-- begin --

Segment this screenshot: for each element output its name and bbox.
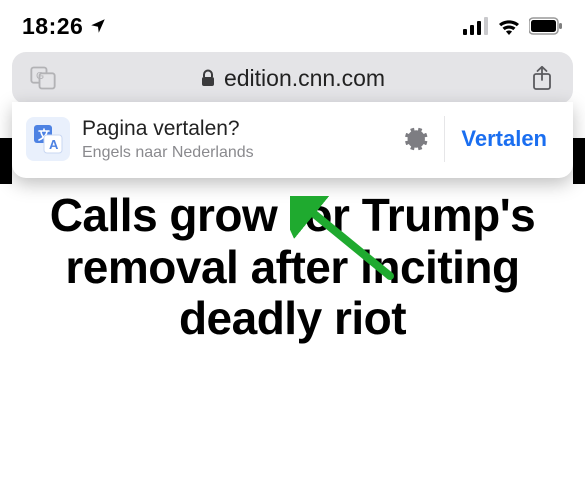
google-translate-icon: A	[26, 117, 70, 161]
status-right	[463, 17, 563, 35]
address-bar-container: G edition.cnn.com	[0, 48, 585, 104]
gear-icon[interactable]	[394, 125, 438, 153]
cellular-signal-icon	[463, 17, 489, 35]
popup-divider	[444, 116, 445, 162]
battery-icon	[529, 17, 563, 35]
address-bar-url[interactable]: edition.cnn.com	[70, 65, 515, 92]
article-headline-container: Calls grow for Trump's removal after inc…	[0, 178, 585, 345]
url-text: edition.cnn.com	[224, 65, 385, 92]
status-bar: 18:26	[0, 0, 585, 48]
translate-popup-subtitle: Engels naar Nederlands	[82, 143, 394, 162]
translate-popup: A Pagina vertalen? Engels naar Nederland…	[12, 102, 573, 178]
translate-popup-title: Pagina vertalen?	[82, 116, 394, 141]
svg-text:A: A	[49, 137, 59, 152]
location-icon	[89, 17, 107, 35]
share-icon[interactable]	[525, 65, 559, 91]
translate-reader-icon[interactable]: G	[26, 61, 60, 95]
svg-text:G: G	[36, 70, 44, 82]
address-bar[interactable]: G edition.cnn.com	[12, 52, 573, 104]
translate-popup-text: Pagina vertalen? Engels naar Nederlands	[82, 116, 394, 162]
wifi-icon	[497, 17, 521, 35]
status-left: 18:26	[22, 13, 107, 40]
translate-button[interactable]: Vertalen	[449, 126, 563, 152]
lock-icon	[200, 69, 216, 87]
article-headline: Calls grow for Trump's removal after inc…	[28, 190, 557, 345]
status-time: 18:26	[22, 13, 83, 40]
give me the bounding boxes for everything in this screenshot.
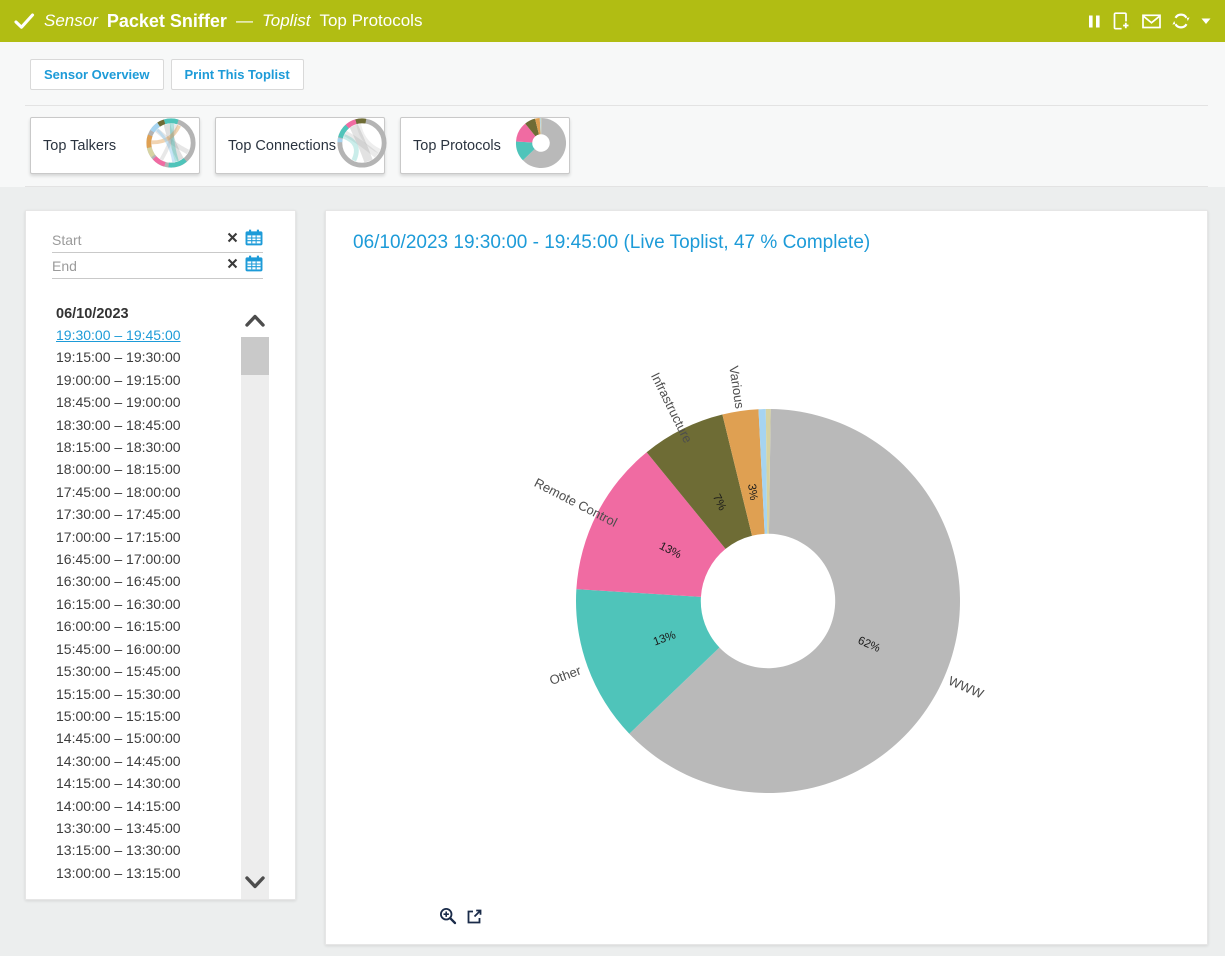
donut-chart-icon <box>515 117 567 174</box>
pause-icon[interactable] <box>1088 14 1101 29</box>
scrollbar-thumb[interactable] <box>241 337 269 375</box>
protocol-donut-chart[interactable]: 62%WWW13%Other13%Remote Control7%Infrast… <box>326 211 1209 946</box>
start-calendar-icon[interactable] <box>245 229 263 246</box>
tab-top-connections[interactable]: Top Connections <box>215 117 385 174</box>
interval-item[interactable]: 17:00:00 – 17:15:00 <box>56 526 238 548</box>
clear-end-icon[interactable] <box>227 258 238 269</box>
chord-diagram-icon <box>145 117 197 174</box>
clear-start-icon[interactable] <box>227 232 238 243</box>
interval-item[interactable]: 14:00:00 – 14:15:00 <box>56 795 238 817</box>
toplist-chart-panel: 06/10/2023 19:30:00 - 19:45:00 (Live Top… <box>325 210 1208 945</box>
interval-item[interactable]: 18:30:00 – 18:45:00 <box>56 414 238 436</box>
interval-item[interactable]: 14:30:00 – 14:45:00 <box>56 750 238 772</box>
interval-item[interactable]: 18:00:00 – 18:15:00 <box>56 458 238 480</box>
topbar-actions <box>1088 12 1211 31</box>
start-date-row <box>52 227 263 253</box>
interval-item[interactable]: 17:30:00 – 17:45:00 <box>56 503 238 525</box>
interval-item[interactable]: 15:30:00 – 15:45:00 <box>56 660 238 682</box>
slice-name-label: Various <box>726 365 747 410</box>
dropdown-caret-icon[interactable] <box>1201 18 1211 25</box>
tab-label: Top Talkers <box>43 138 116 154</box>
interval-item[interactable]: 18:15:00 – 18:30:00 <box>56 436 238 458</box>
interval-item[interactable]: 14:45:00 – 15:00:00 <box>56 727 238 749</box>
interval-item[interactable]: 19:15:00 – 19:30:00 <box>56 346 238 368</box>
interval-item[interactable]: 16:45:00 – 17:00:00 <box>56 548 238 570</box>
interval-item[interactable]: 15:45:00 – 16:00:00 <box>56 638 238 660</box>
end-calendar-icon[interactable] <box>245 255 263 272</box>
status-check-icon <box>14 13 35 30</box>
interval-item[interactable]: 16:00:00 – 16:15:00 <box>56 615 238 637</box>
report-document-add-icon[interactable] <box>1112 12 1131 31</box>
print-toplist-button[interactable]: Print This Toplist <box>171 59 304 90</box>
slice-name-label: Infrastructure <box>648 370 696 445</box>
end-date-input[interactable] <box>52 258 227 274</box>
slice-percent-label: 3% <box>745 483 759 501</box>
scroll-down-button[interactable] <box>241 865 269 899</box>
chart-actions <box>439 907 483 925</box>
tab-label: Top Protocols <box>413 138 501 154</box>
interval-item[interactable]: 19:30:00 – 19:45:00 <box>56 324 238 346</box>
scrollbar-track[interactable] <box>241 337 269 865</box>
interval-scrollbar <box>241 303 269 899</box>
interval-item[interactable]: 15:00:00 – 15:15:00 <box>56 705 238 727</box>
time-filter-panel: 06/10/2023 19:30:00 – 19:45:0019:15:00 –… <box>25 210 296 900</box>
open-external-icon[interactable] <box>466 908 483 925</box>
interval-item[interactable]: 13:30:00 – 13:45:00 <box>56 817 238 839</box>
scroll-up-button[interactable] <box>241 303 269 337</box>
tab-top-protocols[interactable]: Top Protocols <box>400 117 570 174</box>
refresh-icon[interactable] <box>1172 12 1190 30</box>
page-title: Top Protocols <box>319 11 422 31</box>
tab-top-talkers[interactable]: Top Talkers <box>30 117 200 174</box>
toplist-label: Toplist <box>262 11 311 31</box>
slice-name-label: WWW <box>946 673 986 702</box>
sensor-kind-label: Sensor <box>44 11 98 31</box>
toplist-tabs: Top Talkers Top Connections Top Protocol… <box>0 106 1225 187</box>
email-icon[interactable] <box>1142 14 1161 29</box>
sensor-name[interactable]: Packet Sniffer <box>107 11 227 32</box>
interval-item[interactable]: 18:45:00 – 19:00:00 <box>56 391 238 413</box>
interval-item[interactable]: 15:15:00 – 15:30:00 <box>56 683 238 705</box>
interval-list: 19:30:00 – 19:45:0019:15:00 – 19:30:0019… <box>56 324 238 884</box>
chord-diagram-icon <box>336 117 388 174</box>
start-date-input[interactable] <box>52 232 227 248</box>
interval-item[interactable]: 14:15:00 – 14:30:00 <box>56 772 238 794</box>
interval-item[interactable]: 16:30:00 – 16:45:00 <box>56 570 238 592</box>
breadcrumb-separator: — <box>236 11 253 31</box>
sensor-overview-button[interactable]: Sensor Overview <box>30 59 164 90</box>
interval-item[interactable]: 16:15:00 – 16:30:00 <box>56 593 238 615</box>
zoom-in-icon[interactable] <box>439 907 457 925</box>
page-toolbar: Sensor Overview Print This Toplist <box>0 42 1225 106</box>
slice-name-label: Other <box>547 662 583 687</box>
interval-item[interactable]: 19:00:00 – 19:15:00 <box>56 369 238 391</box>
content-area: 06/10/2023 19:30:00 – 19:45:0019:15:00 –… <box>0 187 1225 956</box>
end-date-row <box>52 253 263 279</box>
tab-label: Top Connections <box>228 138 336 154</box>
title-bar: Sensor Packet Sniffer — Toplist Top Prot… <box>0 0 1225 42</box>
interval-item[interactable]: 13:15:00 – 13:30:00 <box>56 839 238 861</box>
interval-item[interactable]: 17:45:00 – 18:00:00 <box>56 481 238 503</box>
interval-item[interactable]: 13:00:00 – 13:15:00 <box>56 862 238 884</box>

-- end --

**Task requirements**
Pull out, word for word, the lines of the entries above, starting with the line that contains "117, 70, 161]" and going on through the line that contains "69, 216, 87]", with both of those lines included.

**Solution to this problem**
google-translate-icon: A	[26, 117, 70, 161]
status-right	[463, 17, 563, 35]
address-bar-container: G edition.cnn.com	[0, 48, 585, 104]
gear-icon[interactable]	[394, 125, 438, 153]
cellular-signal-icon	[463, 17, 489, 35]
popup-divider	[444, 116, 445, 162]
battery-icon	[529, 17, 563, 35]
address-bar-url[interactable]: edition.cnn.com	[70, 65, 515, 92]
article-headline-container: Calls grow for Trump's removal after inc…	[0, 178, 585, 345]
url-text: edition.cnn.com	[224, 65, 385, 92]
status-bar: 18:26	[0, 0, 585, 48]
translate-popup-subtitle: Engels naar Nederlands	[82, 143, 394, 162]
translate-popup: A Pagina vertalen? Engels naar Nederland…	[12, 102, 573, 178]
translate-popup-title: Pagina vertalen?	[82, 116, 394, 141]
svg-text:A: A	[49, 137, 59, 152]
location-icon	[89, 17, 107, 35]
share-icon[interactable]	[525, 65, 559, 91]
translate-reader-icon[interactable]: G	[26, 61, 60, 95]
svg-text:G: G	[36, 70, 44, 82]
address-bar[interactable]: G edition.cnn.com	[12, 52, 573, 104]
translate-popup-text: Pagina vertalen? Engels naar Nederlands	[82, 116, 394, 162]
wifi-icon	[497, 17, 521, 35]
status-left: 18:26	[22, 13, 107, 40]
translate-button[interactable]: Vertalen	[449, 126, 563, 152]
lock-icon	[200, 69, 216, 87]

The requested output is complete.